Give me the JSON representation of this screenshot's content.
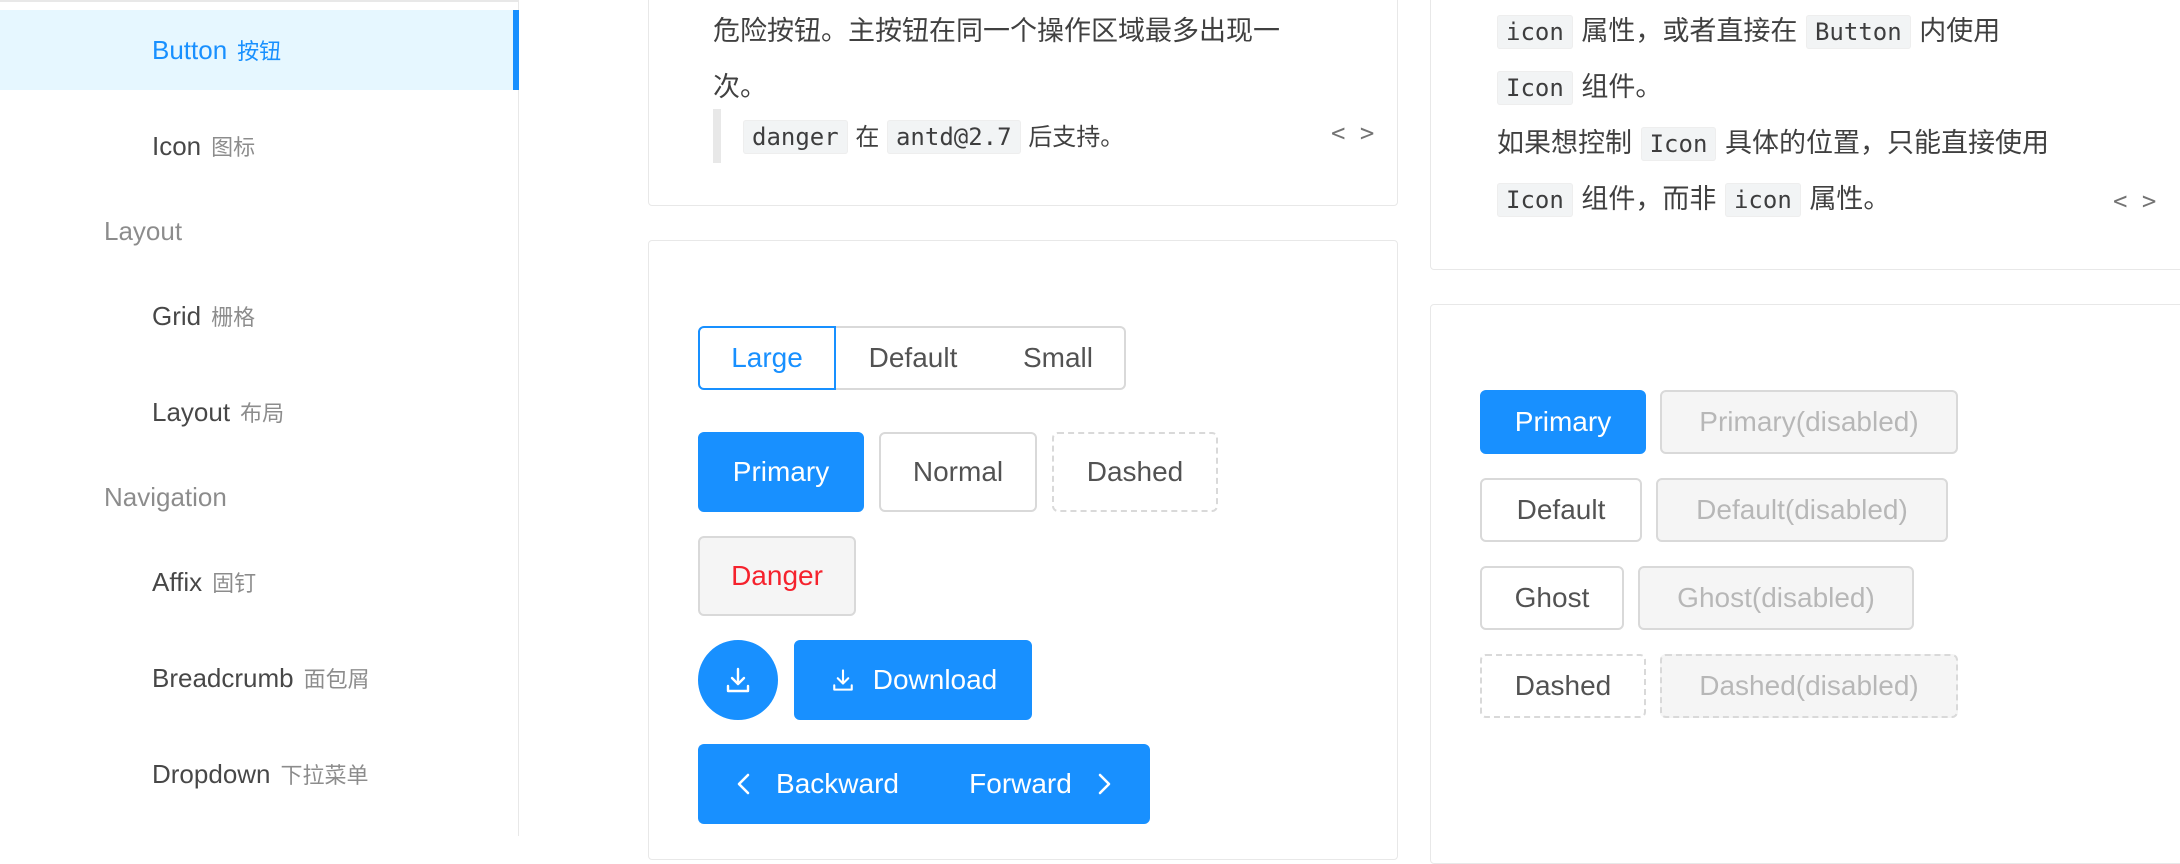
{
  "sidebar": {
    "items": [
      {
        "en": "Button",
        "zh": "按钮"
      },
      {
        "en": "Icon",
        "zh": "图标"
      },
      {
        "en": "Grid",
        "zh": "栅格"
      },
      {
        "en": "Layout",
        "zh": "布局"
      },
      {
        "en": "Affix",
        "zh": "固钉"
      },
      {
        "en": "Breadcrumb",
        "zh": "面包屑"
      },
      {
        "en": "Dropdown",
        "zh": "下拉菜单"
      }
    ],
    "groups": {
      "layout": "Layout",
      "navigation": "Navigation"
    }
  },
  "left_card": {
    "line1": "危险按钮。主按钮在同一个操作区域最多出现一",
    "line2": "次。",
    "note_code1": "danger",
    "note_mid": "在",
    "note_code2": "antd@2.7",
    "note_tail": "后支持。",
    "toggle": "< >"
  },
  "right_card": {
    "r1_code": "icon",
    "r1_mid": "属性，或者直接在",
    "r1_code2": "Button",
    "r1_tail": "内使用",
    "r2_code": "Icon",
    "r2_tail": "组件。",
    "r3_head": "如果想控制",
    "r3_code": "Icon",
    "r3_tail": "具体的位置，只能直接使用",
    "r4_code": "Icon",
    "r4_mid": "组件，而非",
    "r4_code2": "icon",
    "r4_tail": "属性。",
    "toggle": "< >"
  },
  "size_demo": {
    "sizes": [
      "Large",
      "Default",
      "Small"
    ],
    "selected": "Large",
    "primary": "Primary",
    "normal": "Normal",
    "dashed": "Dashed",
    "danger": "Danger",
    "download": "Download",
    "backward": "Backward",
    "forward": "Forward"
  },
  "disabled_demo": {
    "primary": "Primary",
    "primary_disabled": "Primary(disabled)",
    "default": "Default",
    "default_disabled": "Default(disabled)",
    "ghost": "Ghost",
    "ghost_disabled": "Ghost(disabled)",
    "dashed": "Dashed",
    "dashed_disabled": "Dashed(disabled)"
  },
  "colors": {
    "primary": "#1890ff",
    "danger": "#f5222d",
    "active_bg": "#e6f7ff"
  }
}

## Given problem
Omitting all images, retype each line of the records precisely.

## Expected answer
Give me the JSON representation of this screenshot's content.
{
  "sidebar": {
    "items": [
      {
        "en": "Button",
        "zh": "按钮"
      },
      {
        "en": "Icon",
        "zh": "图标"
      },
      {
        "en": "Grid",
        "zh": "栅格"
      },
      {
        "en": "Layout",
        "zh": "布局"
      },
      {
        "en": "Affix",
        "zh": "固钉"
      },
      {
        "en": "Breadcrumb",
        "zh": "面包屑"
      },
      {
        "en": "Dropdown",
        "zh": "下拉菜单"
      }
    ],
    "groups": {
      "layout": "Layout",
      "navigation": "Navigation"
    }
  },
  "left_card": {
    "line1": "危险按钮。主按钮在同一个操作区域最多出现一",
    "line2": "次。",
    "note_code1": "danger",
    "note_mid": "在",
    "note_code2": "antd@2.7",
    "note_tail": "后支持。",
    "toggle": "< >"
  },
  "right_card": {
    "r1_code": "icon",
    "r1_mid": "属性，或者直接在",
    "r1_code2": "Button",
    "r1_tail": "内使用",
    "r2_code": "Icon",
    "r2_tail": "组件。",
    "r3_head": "如果想控制",
    "r3_code": "Icon",
    "r3_tail": "具体的位置，只能直接使用",
    "r4_code": "Icon",
    "r4_mid": "组件，而非",
    "r4_code2": "icon",
    "r4_tail": "属性。",
    "toggle": "< >"
  },
  "size_demo": {
    "sizes": [
      "Large",
      "Default",
      "Small"
    ],
    "selected": "Large",
    "primary": "Primary",
    "normal": "Normal",
    "dashed": "Dashed",
    "danger": "Danger",
    "download": "Download",
    "backward": "Backward",
    "forward": "Forward"
  },
  "disabled_demo": {
    "primary": "Primary",
    "primary_disabled": "Primary(disabled)",
    "default": "Default",
    "default_disabled": "Default(disabled)",
    "ghost": "Ghost",
    "ghost_disabled": "Ghost(disabled)",
    "dashed": "Dashed",
    "dashed_disabled": "Dashed(disabled)"
  },
  "colors": {
    "primary": "#1890ff",
    "danger": "#f5222d",
    "active_bg": "#e6f7ff"
  }
}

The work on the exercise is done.